* Start GIVEN ENTRIES *

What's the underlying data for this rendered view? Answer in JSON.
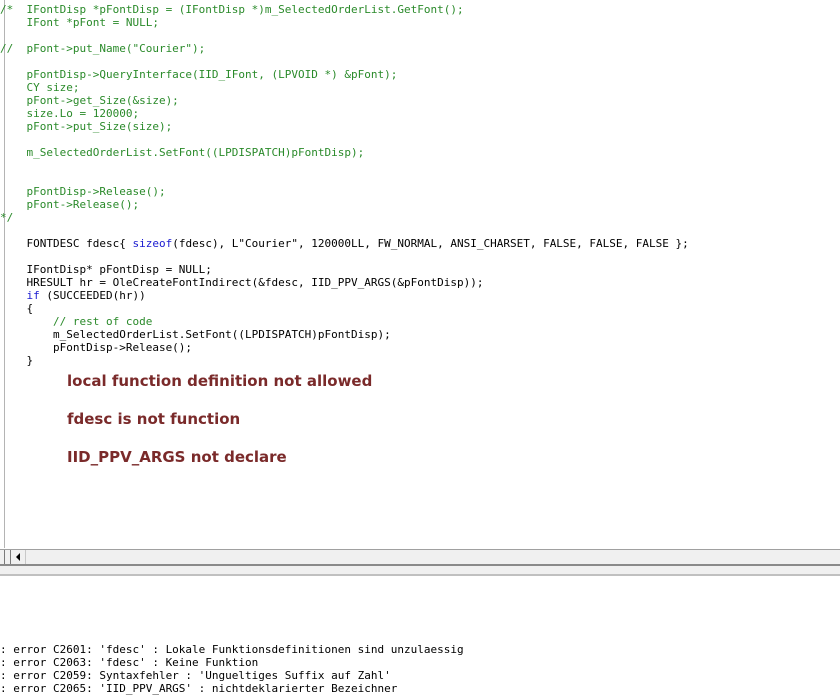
{
  "editor": {
    "code_lines": [
      {
        "segments": [
          {
            "text": "/*  IFontDisp *pFontDisp = (IFontDisp *)m_SelectedOrderList.GetFont();",
            "kind": "comment"
          }
        ]
      },
      {
        "segments": [
          {
            "text": "    IFont *pFont = NULL;",
            "kind": "comment"
          }
        ]
      },
      {
        "segments": [
          {
            "text": "",
            "kind": "normal"
          }
        ]
      },
      {
        "segments": [
          {
            "text": "//  pFont->put_Name(\"Courier\");",
            "kind": "comment"
          }
        ]
      },
      {
        "segments": [
          {
            "text": "",
            "kind": "normal"
          }
        ]
      },
      {
        "segments": [
          {
            "text": "    pFontDisp->QueryInterface(IID_IFont, (LPVOID *) &pFont);",
            "kind": "comment"
          }
        ]
      },
      {
        "segments": [
          {
            "text": "    CY size;",
            "kind": "comment"
          }
        ]
      },
      {
        "segments": [
          {
            "text": "    pFont->get_Size(&size);",
            "kind": "comment"
          }
        ]
      },
      {
        "segments": [
          {
            "text": "    size.Lo = 120000;",
            "kind": "comment"
          }
        ]
      },
      {
        "segments": [
          {
            "text": "    pFont->put_Size(size);",
            "kind": "comment"
          }
        ]
      },
      {
        "segments": [
          {
            "text": "",
            "kind": "normal"
          }
        ]
      },
      {
        "segments": [
          {
            "text": "    m_SelectedOrderList.SetFont((LPDISPATCH)pFontDisp);",
            "kind": "comment"
          }
        ]
      },
      {
        "segments": [
          {
            "text": "",
            "kind": "normal"
          }
        ]
      },
      {
        "segments": [
          {
            "text": "",
            "kind": "normal"
          }
        ]
      },
      {
        "segments": [
          {
            "text": "    pFontDisp->Release();",
            "kind": "comment"
          }
        ]
      },
      {
        "segments": [
          {
            "text": "    pFont->Release();",
            "kind": "comment"
          }
        ]
      },
      {
        "segments": [
          {
            "text": "*/",
            "kind": "comment"
          }
        ]
      },
      {
        "segments": [
          {
            "text": "",
            "kind": "normal"
          }
        ]
      },
      {
        "segments": [
          {
            "text": "    FONTDESC fdesc{ ",
            "kind": "normal"
          },
          {
            "text": "sizeof",
            "kind": "keyword"
          },
          {
            "text": "(fdesc), L\"Courier\", 120000LL, FW_NORMAL, ANSI_CHARSET, FALSE, FALSE, FALSE };",
            "kind": "normal"
          }
        ]
      },
      {
        "segments": [
          {
            "text": "",
            "kind": "normal"
          }
        ]
      },
      {
        "segments": [
          {
            "text": "    IFontDisp* pFontDisp = NULL;",
            "kind": "normal"
          }
        ]
      },
      {
        "segments": [
          {
            "text": "    HRESULT hr = OleCreateFontIndirect(&fdesc, IID_PPV_ARGS(&pFontDisp));",
            "kind": "normal"
          }
        ]
      },
      {
        "segments": [
          {
            "text": "    ",
            "kind": "normal"
          },
          {
            "text": "if",
            "kind": "keyword"
          },
          {
            "text": " (SUCCEEDED(hr))",
            "kind": "normal"
          }
        ]
      },
      {
        "segments": [
          {
            "text": "    {",
            "kind": "normal"
          }
        ]
      },
      {
        "segments": [
          {
            "text": "        // rest of code",
            "kind": "comment"
          }
        ]
      },
      {
        "segments": [
          {
            "text": "        m_SelectedOrderList.SetFont((LPDISPATCH)pFontDisp);",
            "kind": "normal"
          }
        ]
      },
      {
        "segments": [
          {
            "text": "        pFontDisp->Release();",
            "kind": "normal"
          }
        ]
      },
      {
        "segments": [
          {
            "text": "    }",
            "kind": "normal"
          }
        ]
      }
    ]
  },
  "notes": [
    "local function definition not allowed",
    "fdesc is not  function",
    "IID_PPV_ARGS not declare"
  ],
  "output": {
    "lines": [
      ": error C2601: 'fdesc' : Lokale Funktionsdefinitionen sind unzulaessig",
      ": error C2063: 'fdesc' : Keine Funktion",
      ": error C2059: Syntaxfehler : 'Ungueltiges Suffix auf Zahl'",
      ": error C2065: 'IID_PPV_ARGS' : nichtdeklarierter Bezeichner"
    ]
  },
  "colors": {
    "comment": "#2a8a2a",
    "keyword": "#1a1ad0",
    "note": "#7a2a2a"
  }
}
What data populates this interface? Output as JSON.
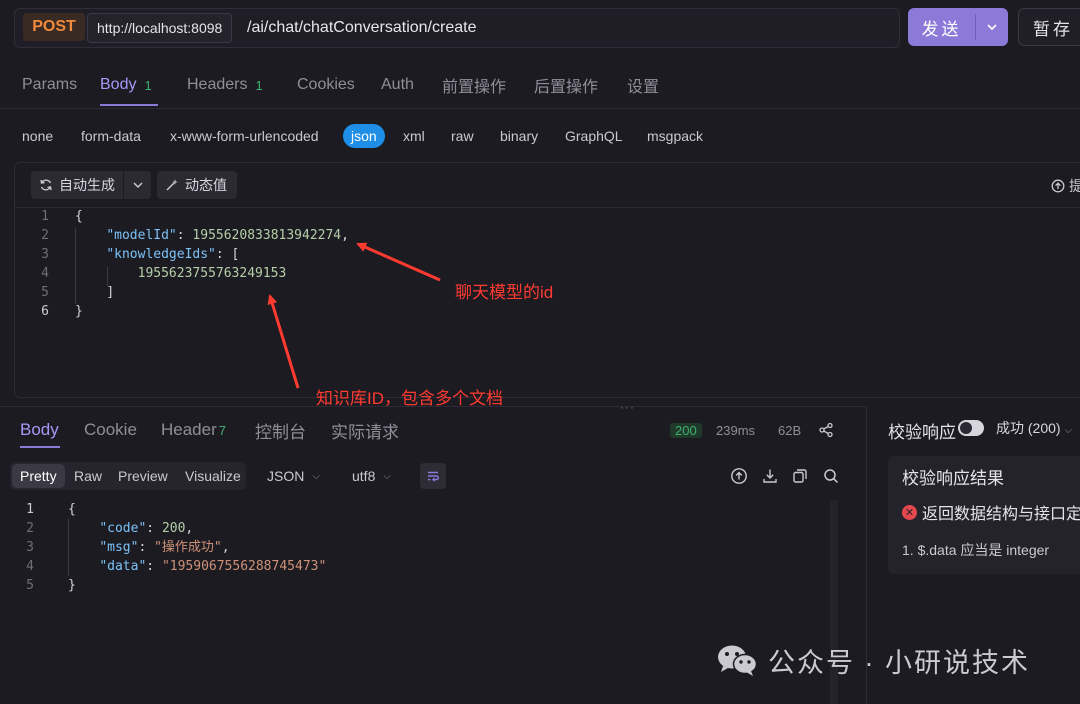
{
  "request": {
    "method": "POST",
    "host": "http://localhost:8098",
    "path": "/ai/chat/chatConversation/create",
    "send_label": "发送",
    "save_label": "暂存"
  },
  "req_tabs": [
    {
      "label": "Params"
    },
    {
      "label": "Body",
      "count": "1"
    },
    {
      "label": "Headers",
      "count": "1"
    },
    {
      "label": "Cookies"
    },
    {
      "label": "Auth"
    },
    {
      "label": "前置操作"
    },
    {
      "label": "后置操作"
    },
    {
      "label": "设置"
    }
  ],
  "body_types": [
    "none",
    "form-data",
    "x-www-form-urlencoded",
    "json",
    "xml",
    "raw",
    "binary",
    "GraphQL",
    "msgpack"
  ],
  "selected_body_type": "json",
  "editor": {
    "autogen_label": "自动生成",
    "dynamic_label": "动态值",
    "right_action_label": "提",
    "line_numbers": [
      "1",
      "2",
      "3",
      "4",
      "5",
      "6"
    ],
    "lines": {
      "l1": "{",
      "model_key": "\"modelId\"",
      "model_val": "1955620833813942274",
      "kb_key": "\"knowledgeIds\"",
      "kb_open": "[",
      "kb_val": "1955623755763249153",
      "kb_close": "]",
      "l6": "}"
    }
  },
  "annotations": {
    "model_note": "聊天模型的id",
    "kb_note": "知识库ID，包含多个文档"
  },
  "response": {
    "tabs": [
      {
        "label": "Body"
      },
      {
        "label": "Cookie"
      },
      {
        "label": "Header",
        "count": "7"
      },
      {
        "label": "控制台"
      },
      {
        "label": "实际请求"
      }
    ],
    "status": "200",
    "time": "239ms",
    "size": "62B",
    "views": [
      "Pretty",
      "Raw",
      "Preview",
      "Visualize"
    ],
    "active_view": "Pretty",
    "format": "JSON",
    "encoding": "utf8",
    "line_numbers": [
      "1",
      "2",
      "3",
      "4",
      "5"
    ],
    "lines": {
      "l1": "{",
      "code_key": "\"code\"",
      "code_val": "200",
      "msg_key": "\"msg\"",
      "msg_val": "\"操作成功\"",
      "data_key": "\"data\"",
      "data_val": "\"1959067556288745473\"",
      "l5": "}"
    }
  },
  "validation": {
    "title": "校验响应",
    "status": "成功 (200)",
    "result_title": "校验响应结果",
    "error_text": "返回数据结构与接口定",
    "item": "1. $.data 应当是 integer"
  },
  "watermark": "公众号 · 小研说技术",
  "colors": {
    "accent": "#8b7ad8",
    "method": "#f08a3c",
    "success": "#3fb070",
    "annotation": "#ff3b30",
    "json_selected": "#1f8ee6"
  }
}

* End GIVEN ENTRIES *

PROBLEM TO SOLVE:
Word for word, quote the lines above. Omit the pictures.

REPLY:
What's the underlying data for this rendered view? Answer in JSON.
{
  "editor": {
    "code_lines": [
      {
        "segments": [
          {
            "text": "/*  IFontDisp *pFontDisp = (IFontDisp *)m_SelectedOrderList.GetFont();",
            "kind": "comment"
          }
        ]
      },
      {
        "segments": [
          {
            "text": "    IFont *pFont = NULL;",
            "kind": "comment"
          }
        ]
      },
      {
        "segments": [
          {
            "text": "",
            "kind": "normal"
          }
        ]
      },
      {
        "segments": [
          {
            "text": "//  pFont->put_Name(\"Courier\");",
            "kind": "comment"
          }
        ]
      },
      {
        "segments": [
          {
            "text": "",
            "kind": "normal"
          }
        ]
      },
      {
        "segments": [
          {
            "text": "    pFontDisp->QueryInterface(IID_IFont, (LPVOID *) &pFont);",
            "kind": "comment"
          }
        ]
      },
      {
        "segments": [
          {
            "text": "    CY size;",
            "kind": "comment"
          }
        ]
      },
      {
        "segments": [
          {
            "text": "    pFont->get_Size(&size);",
            "kind": "comment"
          }
        ]
      },
      {
        "segments": [
          {
            "text": "    size.Lo = 120000;",
            "kind": "comment"
          }
        ]
      },
      {
        "segments": [
          {
            "text": "    pFont->put_Size(size);",
            "kind": "comment"
          }
        ]
      },
      {
        "segments": [
          {
            "text": "",
            "kind": "normal"
          }
        ]
      },
      {
        "segments": [
          {
            "text": "    m_SelectedOrderList.SetFont((LPDISPATCH)pFontDisp);",
            "kind": "comment"
          }
        ]
      },
      {
        "segments": [
          {
            "text": "",
            "kind": "normal"
          }
        ]
      },
      {
        "segments": [
          {
            "text": "",
            "kind": "normal"
          }
        ]
      },
      {
        "segments": [
          {
            "text": "    pFontDisp->Release();",
            "kind": "comment"
          }
        ]
      },
      {
        "segments": [
          {
            "text": "    pFont->Release();",
            "kind": "comment"
          }
        ]
      },
      {
        "segments": [
          {
            "text": "*/",
            "kind": "comment"
          }
        ]
      },
      {
        "segments": [
          {
            "text": "",
            "kind": "normal"
          }
        ]
      },
      {
        "segments": [
          {
            "text": "    FONTDESC fdesc{ ",
            "kind": "normal"
          },
          {
            "text": "sizeof",
            "kind": "keyword"
          },
          {
            "text": "(fdesc), L\"Courier\", 120000LL, FW_NORMAL, ANSI_CHARSET, FALSE, FALSE, FALSE };",
            "kind": "normal"
          }
        ]
      },
      {
        "segments": [
          {
            "text": "",
            "kind": "normal"
          }
        ]
      },
      {
        "segments": [
          {
            "text": "    IFontDisp* pFontDisp = NULL;",
            "kind": "normal"
          }
        ]
      },
      {
        "segments": [
          {
            "text": "    HRESULT hr = OleCreateFontIndirect(&fdesc, IID_PPV_ARGS(&pFontDisp));",
            "kind": "normal"
          }
        ]
      },
      {
        "segments": [
          {
            "text": "    ",
            "kind": "normal"
          },
          {
            "text": "if",
            "kind": "keyword"
          },
          {
            "text": " (SUCCEEDED(hr))",
            "kind": "normal"
          }
        ]
      },
      {
        "segments": [
          {
            "text": "    {",
            "kind": "normal"
          }
        ]
      },
      {
        "segments": [
          {
            "text": "        // rest of code",
            "kind": "comment"
          }
        ]
      },
      {
        "segments": [
          {
            "text": "        m_SelectedOrderList.SetFont((LPDISPATCH)pFontDisp);",
            "kind": "normal"
          }
        ]
      },
      {
        "segments": [
          {
            "text": "        pFontDisp->Release();",
            "kind": "normal"
          }
        ]
      },
      {
        "segments": [
          {
            "text": "    }",
            "kind": "normal"
          }
        ]
      }
    ]
  },
  "notes": [
    "local function definition not allowed",
    "fdesc is not  function",
    "IID_PPV_ARGS not declare"
  ],
  "output": {
    "lines": [
      ": error C2601: 'fdesc' : Lokale Funktionsdefinitionen sind unzulaessig",
      ": error C2063: 'fdesc' : Keine Funktion",
      ": error C2059: Syntaxfehler : 'Ungueltiges Suffix auf Zahl'",
      ": error C2065: 'IID_PPV_ARGS' : nichtdeklarierter Bezeichner"
    ]
  },
  "colors": {
    "comment": "#2a8a2a",
    "keyword": "#1a1ad0",
    "note": "#7a2a2a"
  }
}
What data populates this interface? Output as JSON.
{
  "request": {
    "method": "POST",
    "host": "http://localhost:8098",
    "path": "/ai/chat/chatConversation/create",
    "send_label": "发送",
    "save_label": "暂存"
  },
  "req_tabs": [
    {
      "label": "Params"
    },
    {
      "label": "Body",
      "count": "1"
    },
    {
      "label": "Headers",
      "count": "1"
    },
    {
      "label": "Cookies"
    },
    {
      "label": "Auth"
    },
    {
      "label": "前置操作"
    },
    {
      "label": "后置操作"
    },
    {
      "label": "设置"
    }
  ],
  "body_types": [
    "none",
    "form-data",
    "x-www-form-urlencoded",
    "json",
    "xml",
    "raw",
    "binary",
    "GraphQL",
    "msgpack"
  ],
  "selected_body_type": "json",
  "editor": {
    "autogen_label": "自动生成",
    "dynamic_label": "动态值",
    "right_action_label": "提",
    "line_numbers": [
      "1",
      "2",
      "3",
      "4",
      "5",
      "6"
    ],
    "lines": {
      "l1": "{",
      "model_key": "\"modelId\"",
      "model_val": "1955620833813942274",
      "kb_key": "\"knowledgeIds\"",
      "kb_open": "[",
      "kb_val": "1955623755763249153",
      "kb_close": "]",
      "l6": "}"
    }
  },
  "annotations": {
    "model_note": "聊天模型的id",
    "kb_note": "知识库ID，包含多个文档"
  },
  "response": {
    "tabs": [
      {
        "label": "Body"
      },
      {
        "label": "Cookie"
      },
      {
        "label": "Header",
        "count": "7"
      },
      {
        "label": "控制台"
      },
      {
        "label": "实际请求"
      }
    ],
    "status": "200",
    "time": "239ms",
    "size": "62B",
    "views": [
      "Pretty",
      "Raw",
      "Preview",
      "Visualize"
    ],
    "active_view": "Pretty",
    "format": "JSON",
    "encoding": "utf8",
    "line_numbers": [
      "1",
      "2",
      "3",
      "4",
      "5"
    ],
    "lines": {
      "l1": "{",
      "code_key": "\"code\"",
      "code_val": "200",
      "msg_key": "\"msg\"",
      "msg_val": "\"操作成功\"",
      "data_key": "\"data\"",
      "data_val": "\"1959067556288745473\"",
      "l5": "}"
    }
  },
  "validation": {
    "title": "校验响应",
    "status": "成功 (200)",
    "result_title": "校验响应结果",
    "error_text": "返回数据结构与接口定",
    "item": "1. $.data 应当是 integer"
  },
  "watermark": "公众号 · 小研说技术",
  "colors": {
    "accent": "#8b7ad8",
    "method": "#f08a3c",
    "success": "#3fb070",
    "annotation": "#ff3b30",
    "json_selected": "#1f8ee6"
  }
}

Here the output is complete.